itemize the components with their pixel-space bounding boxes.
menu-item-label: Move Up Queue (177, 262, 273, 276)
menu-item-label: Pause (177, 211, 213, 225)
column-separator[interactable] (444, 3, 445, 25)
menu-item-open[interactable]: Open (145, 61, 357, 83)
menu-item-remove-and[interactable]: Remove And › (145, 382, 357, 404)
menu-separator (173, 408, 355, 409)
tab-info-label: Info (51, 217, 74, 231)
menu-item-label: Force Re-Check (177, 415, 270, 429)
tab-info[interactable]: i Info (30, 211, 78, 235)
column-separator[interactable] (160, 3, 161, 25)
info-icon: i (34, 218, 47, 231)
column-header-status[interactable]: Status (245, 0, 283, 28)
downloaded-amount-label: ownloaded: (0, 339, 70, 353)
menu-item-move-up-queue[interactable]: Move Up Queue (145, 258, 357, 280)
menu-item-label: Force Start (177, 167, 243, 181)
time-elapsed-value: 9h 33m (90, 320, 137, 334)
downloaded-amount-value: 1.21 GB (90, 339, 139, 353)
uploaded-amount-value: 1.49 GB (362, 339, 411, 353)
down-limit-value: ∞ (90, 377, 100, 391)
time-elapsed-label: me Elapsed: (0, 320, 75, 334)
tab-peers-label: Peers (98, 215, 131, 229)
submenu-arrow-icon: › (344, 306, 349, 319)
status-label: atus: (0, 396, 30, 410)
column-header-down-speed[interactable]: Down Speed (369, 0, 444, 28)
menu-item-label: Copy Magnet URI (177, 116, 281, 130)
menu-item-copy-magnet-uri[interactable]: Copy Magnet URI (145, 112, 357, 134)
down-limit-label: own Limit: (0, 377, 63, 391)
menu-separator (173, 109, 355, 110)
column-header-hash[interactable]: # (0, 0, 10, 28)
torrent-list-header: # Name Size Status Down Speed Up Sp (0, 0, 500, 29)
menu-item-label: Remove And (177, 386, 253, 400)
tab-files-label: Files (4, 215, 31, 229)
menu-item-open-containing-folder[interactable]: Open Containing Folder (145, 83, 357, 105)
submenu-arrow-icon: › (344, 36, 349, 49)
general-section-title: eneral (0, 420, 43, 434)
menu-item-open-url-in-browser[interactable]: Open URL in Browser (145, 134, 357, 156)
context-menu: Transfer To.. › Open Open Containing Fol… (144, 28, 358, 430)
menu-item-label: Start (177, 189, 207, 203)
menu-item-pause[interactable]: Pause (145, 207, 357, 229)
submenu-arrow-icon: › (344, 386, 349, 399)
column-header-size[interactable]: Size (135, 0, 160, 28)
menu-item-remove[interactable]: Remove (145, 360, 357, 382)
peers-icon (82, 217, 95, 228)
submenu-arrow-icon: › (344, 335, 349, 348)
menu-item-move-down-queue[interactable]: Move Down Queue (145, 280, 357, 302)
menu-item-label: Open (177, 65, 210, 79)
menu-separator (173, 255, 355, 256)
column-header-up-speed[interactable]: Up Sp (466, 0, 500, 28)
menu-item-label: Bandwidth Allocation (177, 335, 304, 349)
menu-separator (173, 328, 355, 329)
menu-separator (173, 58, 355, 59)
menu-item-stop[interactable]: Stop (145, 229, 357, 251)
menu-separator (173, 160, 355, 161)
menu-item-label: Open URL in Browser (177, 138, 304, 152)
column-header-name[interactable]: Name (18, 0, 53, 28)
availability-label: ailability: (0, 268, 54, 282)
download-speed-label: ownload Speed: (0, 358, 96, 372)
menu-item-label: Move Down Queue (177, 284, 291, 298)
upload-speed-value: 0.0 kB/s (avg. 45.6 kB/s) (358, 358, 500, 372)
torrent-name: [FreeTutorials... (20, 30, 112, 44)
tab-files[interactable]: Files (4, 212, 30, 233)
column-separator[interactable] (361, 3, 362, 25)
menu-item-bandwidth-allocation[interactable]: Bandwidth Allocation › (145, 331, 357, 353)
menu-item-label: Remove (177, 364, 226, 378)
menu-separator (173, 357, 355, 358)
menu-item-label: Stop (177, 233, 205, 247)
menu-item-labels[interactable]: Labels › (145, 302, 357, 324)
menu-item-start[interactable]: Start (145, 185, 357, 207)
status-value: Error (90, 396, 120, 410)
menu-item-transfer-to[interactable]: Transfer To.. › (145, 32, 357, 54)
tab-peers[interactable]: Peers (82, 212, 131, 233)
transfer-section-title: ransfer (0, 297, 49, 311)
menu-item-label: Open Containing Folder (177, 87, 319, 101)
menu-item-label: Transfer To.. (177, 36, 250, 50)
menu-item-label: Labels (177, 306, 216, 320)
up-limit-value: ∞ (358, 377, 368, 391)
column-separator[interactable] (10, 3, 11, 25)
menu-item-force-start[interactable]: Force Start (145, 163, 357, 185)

● ● ●

## STATED PROBLEM
Arrange every line of the items above as a numbered list, omitting any blank lines.

## FINAL RESULT
1. itemize the components with their pixel-space bounding boxes.
2. menu-item-label: Move Up Queue (177, 262, 273, 276)
3. menu-item-label: Pause (177, 211, 213, 225)
4. column-separator[interactable] (444, 3, 445, 25)
5. menu-item-open[interactable]: Open (145, 61, 357, 83)
6. menu-item-remove-and[interactable]: Remove And › (145, 382, 357, 404)
7. menu-separator (173, 408, 355, 409)
8. tab-info-label: Info (51, 217, 74, 231)
9. menu-item-label: Force Re-Check (177, 415, 270, 429)
10. tab-info[interactable]: i Info (30, 211, 78, 235)
11. column-separator[interactable] (160, 3, 161, 25)
12. info-icon: i (34, 218, 47, 231)
13. column-header-status[interactable]: Status (245, 0, 283, 28)
14. downloaded-amount-label: ownloaded: (0, 339, 70, 353)
15. menu-item-move-up-queue[interactable]: Move Up Queue (145, 258, 357, 280)
16. menu-item-label: Force Start (177, 167, 243, 181)
17. time-elapsed-value: 9h 33m (90, 320, 137, 334)
18. downloaded-amount-value: 1.21 GB (90, 339, 139, 353)
19. uploaded-amount-value: 1.49 GB (362, 339, 411, 353)
20. down-limit-value: ∞ (90, 377, 100, 391)
21. time-elapsed-label: me Elapsed: (0, 320, 75, 334)
22. tab-peers-label: Peers (98, 215, 131, 229)
23. submenu-arrow-icon: › (344, 306, 349, 319)
24. status-label: atus: (0, 396, 30, 410)
25. column-header-down-speed[interactable]: Down Speed (369, 0, 444, 28)
26. menu-item-label: Copy Magnet URI (177, 116, 281, 130)
27. menu-item-copy-magnet-uri[interactable]: Copy Magnet URI (145, 112, 357, 134)
28. down-limit-label: own Limit: (0, 377, 63, 391)
29. menu-separator (173, 109, 355, 110)
30. column-header-hash[interactable]: # (0, 0, 10, 28)
31. torrent-list-header: # Name Size Status Down Speed Up Sp (0, 0, 500, 29)
32. menu-item-label: Remove And (177, 386, 253, 400)
33. tab-files-label: Files (4, 215, 31, 229)
34. menu-item-open-containing-folder[interactable]: Open Containing Folder (145, 83, 357, 105)
35. submenu-arrow-icon: › (344, 36, 349, 49)
36. general-section-title: eneral (0, 420, 43, 434)
37. menu-item-open-url-in-browser[interactable]: Open URL in Browser (145, 134, 357, 156)
38. context-menu: Transfer To.. › Open Open Containing Fol… (144, 28, 358, 430)
39. menu-item-label: Start (177, 189, 207, 203)
40. menu-item-pause[interactable]: Pause (145, 207, 357, 229)
41. submenu-arrow-icon: › (344, 386, 349, 399)
42. column-header-size[interactable]: Size (135, 0, 160, 28)
43. menu-item-remove[interactable]: Remove (145, 360, 357, 382)
44. peers-icon (82, 217, 95, 228)
45. submenu-arrow-icon: › (344, 335, 349, 348)
46. menu-item-move-down-queue[interactable]: Move Down Queue (145, 280, 357, 302)
47. menu-item-label: Open (177, 65, 210, 79)
48. menu-separator (173, 255, 355, 256)
49. column-header-up-speed[interactable]: Up Sp (466, 0, 500, 28)
50. menu-item-label: Bandwidth Allocation (177, 335, 304, 349)
51. menu-separator (173, 328, 355, 329)
52. menu-separator (173, 58, 355, 59)
53. menu-item-stop[interactable]: Stop (145, 229, 357, 251)
54. menu-separator (173, 160, 355, 161)
55. menu-item-label: Open URL in Browser (177, 138, 304, 152)
56. column-header-name[interactable]: Name (18, 0, 53, 28)
57. availability-label: ailability: (0, 268, 54, 282)
58. download-speed-label: ownload Speed: (0, 358, 96, 372)
59. menu-item-label: Move Down Queue (177, 284, 291, 298)
60. upload-speed-value: 0.0 kB/s (avg. 45.6 kB/s) (358, 358, 500, 372)
61. torrent-name: [FreeTutorials... (20, 30, 112, 44)
62. tab-files[interactable]: Files (4, 212, 30, 233)
63. column-separator[interactable] (361, 3, 362, 25)
64. menu-item-bandwidth-allocation[interactable]: Bandwidth Allocation › (145, 331, 357, 353)
65. menu-item-label: Remove (177, 364, 226, 378)
66. menu-separator (173, 357, 355, 358)
67. menu-item-label: Stop (177, 233, 205, 247)
68. menu-item-labels[interactable]: Labels › (145, 302, 357, 324)
69. menu-item-start[interactable]: Start (145, 185, 357, 207)
70. status-value: Error (90, 396, 120, 410)
71. menu-item-transfer-to[interactable]: Transfer To.. › (145, 32, 357, 54)
72. tab-peers[interactable]: Peers (82, 212, 131, 233)
73. transfer-section-title: ransfer (0, 297, 49, 311)
74. menu-item-label: Open Containing Folder (177, 87, 319, 101)
75. menu-item-label: Transfer To.. (177, 36, 250, 50)
76. menu-item-label: Labels (177, 306, 216, 320)
77. up-limit-value: ∞ (358, 377, 368, 391)
78. column-separator[interactable] (10, 3, 11, 25)
79. menu-item-force-start[interactable]: Force Start (145, 163, 357, 185)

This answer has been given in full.